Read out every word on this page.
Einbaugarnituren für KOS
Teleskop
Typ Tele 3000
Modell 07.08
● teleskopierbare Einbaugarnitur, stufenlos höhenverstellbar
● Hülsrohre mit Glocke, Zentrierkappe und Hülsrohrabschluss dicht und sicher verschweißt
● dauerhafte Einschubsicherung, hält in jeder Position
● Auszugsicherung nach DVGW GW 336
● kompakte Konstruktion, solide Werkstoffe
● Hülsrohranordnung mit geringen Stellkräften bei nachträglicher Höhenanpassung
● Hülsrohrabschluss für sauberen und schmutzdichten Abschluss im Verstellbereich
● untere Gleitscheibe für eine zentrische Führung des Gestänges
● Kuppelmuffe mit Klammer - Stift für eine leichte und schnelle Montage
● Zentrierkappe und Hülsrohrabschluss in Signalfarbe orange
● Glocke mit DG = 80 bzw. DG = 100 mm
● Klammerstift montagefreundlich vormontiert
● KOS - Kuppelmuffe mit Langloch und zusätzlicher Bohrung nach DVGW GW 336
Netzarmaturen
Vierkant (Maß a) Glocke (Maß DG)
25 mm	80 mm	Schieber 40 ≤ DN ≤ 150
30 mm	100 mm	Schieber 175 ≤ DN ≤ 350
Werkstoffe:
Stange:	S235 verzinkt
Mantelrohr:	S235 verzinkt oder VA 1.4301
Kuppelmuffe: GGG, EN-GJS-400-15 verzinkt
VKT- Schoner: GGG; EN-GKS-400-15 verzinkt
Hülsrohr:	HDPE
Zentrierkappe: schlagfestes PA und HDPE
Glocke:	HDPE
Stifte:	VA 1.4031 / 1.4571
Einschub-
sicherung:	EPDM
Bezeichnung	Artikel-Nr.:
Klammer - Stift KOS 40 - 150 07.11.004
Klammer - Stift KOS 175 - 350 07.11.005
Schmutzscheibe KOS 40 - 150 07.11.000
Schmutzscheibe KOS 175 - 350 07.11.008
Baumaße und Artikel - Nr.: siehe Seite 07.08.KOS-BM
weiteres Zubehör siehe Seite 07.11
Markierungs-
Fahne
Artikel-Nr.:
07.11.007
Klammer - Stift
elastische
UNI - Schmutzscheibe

• _EXERCISE AIM_: Return the lines of the records that include the string "Seite".

• _EXERCISE RESPONSE_:
Baumaße und Artikel - Nr.: siehe Seite 07.08.KOS-BM
weiteres Zubehör siehe Seite 07.11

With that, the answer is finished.